**Work required**
Write the next part of the article on Omani pride, starting right after its last sentence.

**Extract provided**
Proud to be Omani


November 21, 2013

Last year at around this time, in the privacy of my room and under the light of my study lamp, I wrote a letter that was never mailed.

In this article, I include a bit of what I wrote that night.

“To the man who stole 3mn hearts, I always spoke of how I wish to meet you for at least five minutes. I have so many questions, enquiries and topics to ask and discuss with you. How did you do it? What were your biggest struggles? Do you know that with everything you accomplished you have set a high standard to what achieving means? Do you realise the amount of pride you have allowed us to take upon raising our red, green and white flag? Do you have any idea how proud I am as an Omani studying abroad to state the many qualities of Oman and our leader to those foreigners who know very little of how great our Oman has become?

“Perhaps I can’t get my five minutes of interview, but let it be known that you have made it a duty for all Omanis to continue what you have started so passionately. You made it my duty to make everyone fall in love with the vibrant country, I so proudly call my own. The values, morals and advice you have presented throughout the past half a century, changed not only a country, but the people in it as well.

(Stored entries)
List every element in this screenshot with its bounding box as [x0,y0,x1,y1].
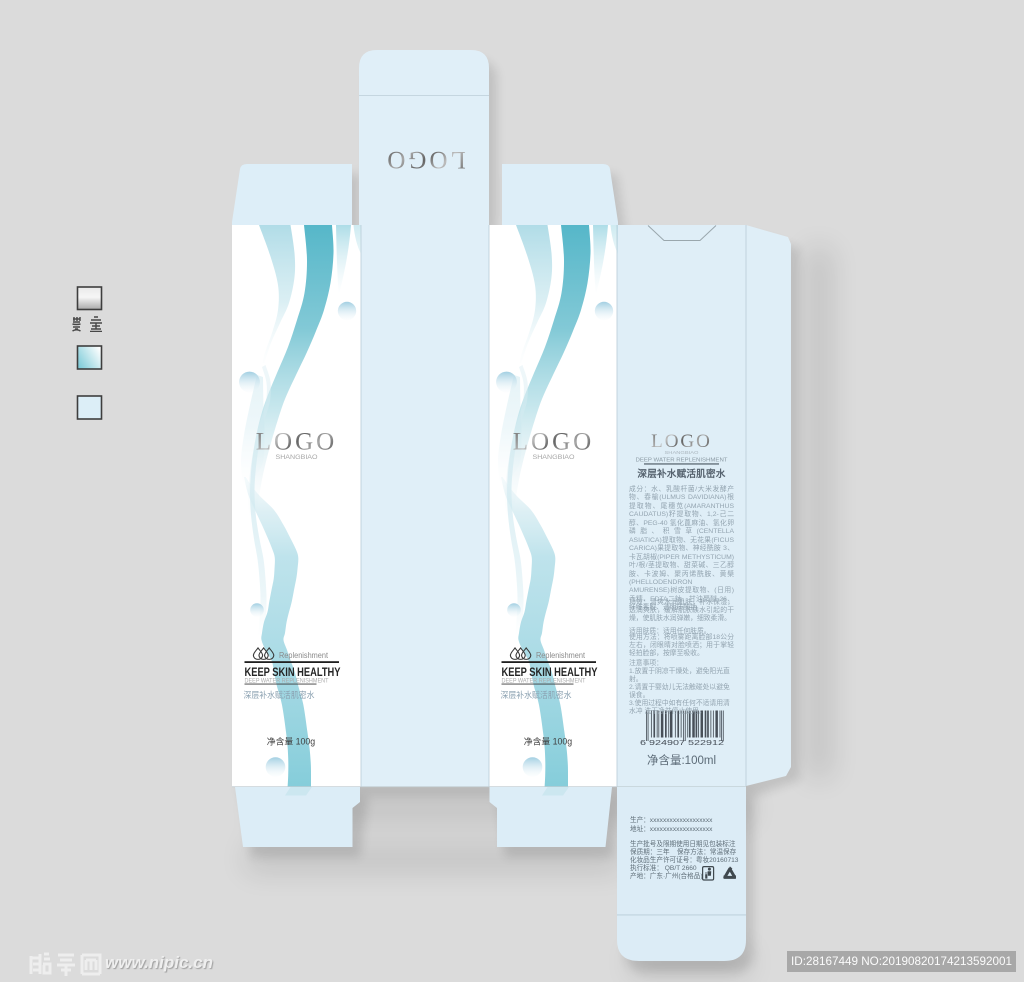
svg-text:6 924907 522912: 6 924907 522912 [640,740,724,747]
svg-text:DEEP WATER REPLENISHMENT: DEEP WATER REPLENISHMENT [636,458,729,464]
svg-text:SHANGBIAO: SHANGBIAO [665,450,700,455]
svg-text:LOGO: LOGO [651,431,712,452]
svg-text:净含量:100ml: 净含量:100ml [647,753,716,767]
svg-text:LOGO: LOGO [384,146,465,173]
svg-text:深层补水赋活肌密水: 深层补水赋活肌密水 [637,468,725,480]
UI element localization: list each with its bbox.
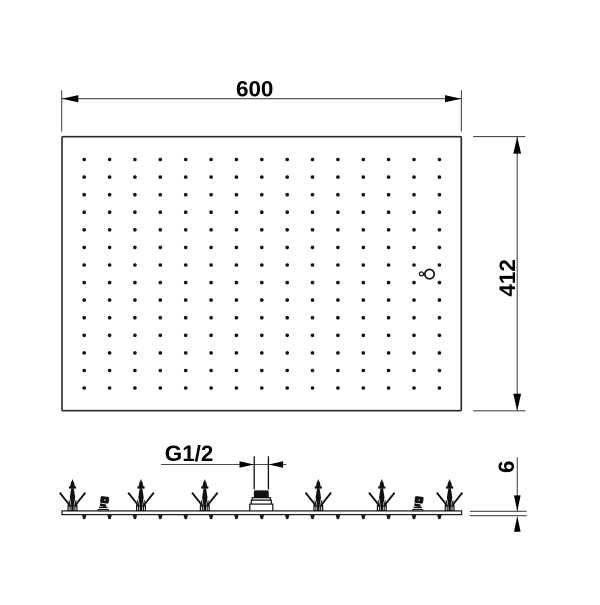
svg-text:G1/2: G1/2	[165, 441, 214, 466]
svg-text:6: 6	[494, 461, 519, 473]
svg-text:412: 412	[495, 259, 520, 296]
svg-text:600: 600	[236, 77, 273, 102]
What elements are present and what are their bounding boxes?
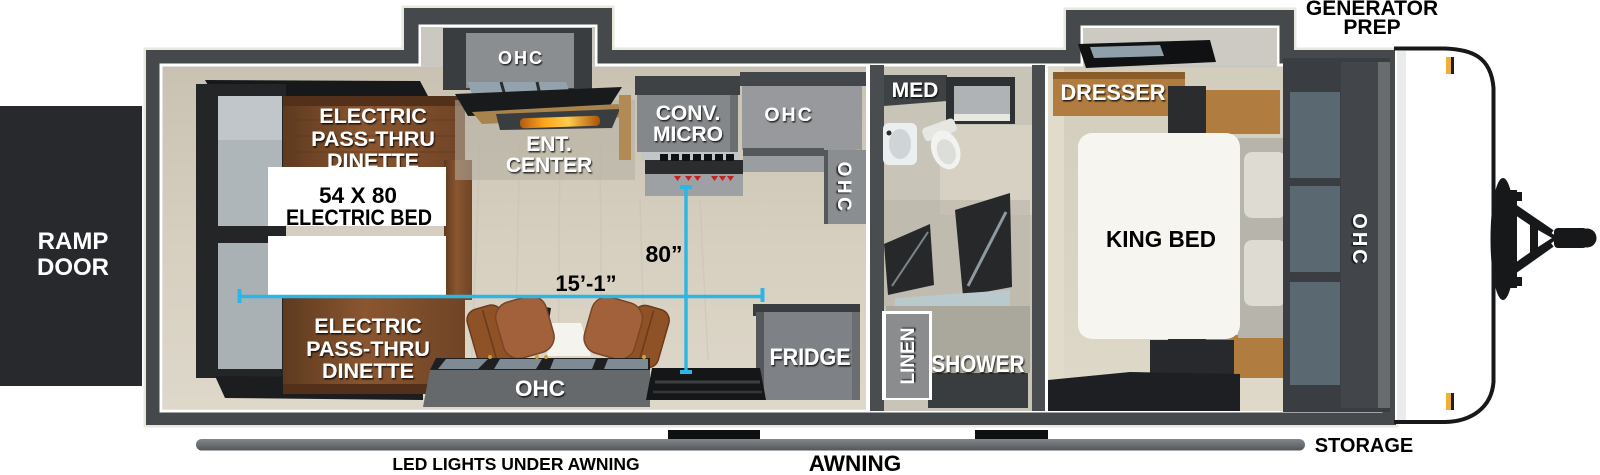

**Final result**
Do I still wish to meet you? Yes. But if I don’t, I’ll be content knowing that I have come to realise the prominent role you took, hence try my best to continue towards the vision you have in mind.”
On that night, and between the words of that letter were also promises from myself to become a better citizen. And by no longer expecting the country to provide everything for me, I decided to become a candle to my country rather than ashes.

And in saying so, I would like to direct my article to every single Omani in regard to this amazing day when we all joined voices and our pulses to a lovely chant of peace and gratitude. I have been watching the many pictures and videos of the celebrations going on in many parts of Oman, and while I wished deeply to be within my land and with my people, I also felt a growing sense of dread as I saw the inappropriate ways that were used as means to celebrate our National Day, a day that should be celebrated with achievements, traditions and common culture.

But it was rather abused by inappropriate dancing by our youth on the streets, blocking access for cars, walking wildly dressed as women, or even the disturbing music that was played.

Don’t get me wrong, I do believe that this day calls for a great measure of happiness, but does it mean that we should take this day as an excuse to showcase incivility? A day that our reputation as peaceful, thoughtful and well-mannered people be proven wrong? Is this how we should celebrate a man who has provided us with the resources to succeed in the country?

All these questions are merely a point I am trying to convey to our great human capital of youth: We need you to be thinkers and achievers. Always think of our National Day as what you can do to pay back your debt to your country, think of what your talents can add to the development of Oman.

Make us even more proud with your footprints on the ladder of success.
Simply, be an Omani.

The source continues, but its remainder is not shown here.